** Aim **
Please recast the lines below as a two-column CSV with the headers "prompt" and "completion". Give one row for each line, holding its text and its answer, with each value in a single quoted field, line breaks turned into spaces, and the pictures left out.

┄┄┄┄┄┄┄┄┄┄┄┄┄┄┄┄┄┄┄┄

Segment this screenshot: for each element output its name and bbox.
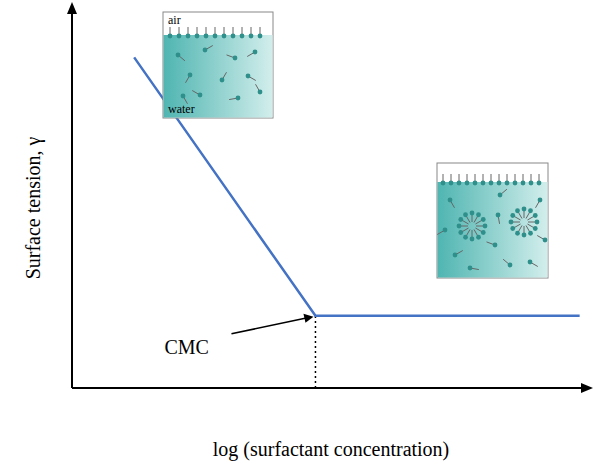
svg-text:Surface tension, γ: Surface tension, γ bbox=[22, 136, 45, 279]
svg-text:CMC: CMC bbox=[164, 336, 208, 358]
svg-text:water: water bbox=[168, 102, 195, 116]
svg-text:log (surfactant concentration): log (surfactant concentration) bbox=[213, 438, 450, 461]
svg-text:air: air bbox=[168, 13, 181, 27]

┄┄┄┄┄┄┄┄┄┄┄┄┄┄┄┄┄┄┄┄

** Reply **
prompt,completion
"Segment this screenshot: for each element output its name and bbox.","svg-text:Surface tension, γ: Surface tension, γ bbox=[22, 136, 45, 279] svg-text:CMC: CMC bbox=[164, 336, 208, 358] svg-text:water: water bbox=[168, 102, 195, 116] svg-text:log (surfactant concentration): log (surfactant concentration) bbox=[213, 438, 450, 461] svg-text:air: air bbox=[168, 13, 181, 27]"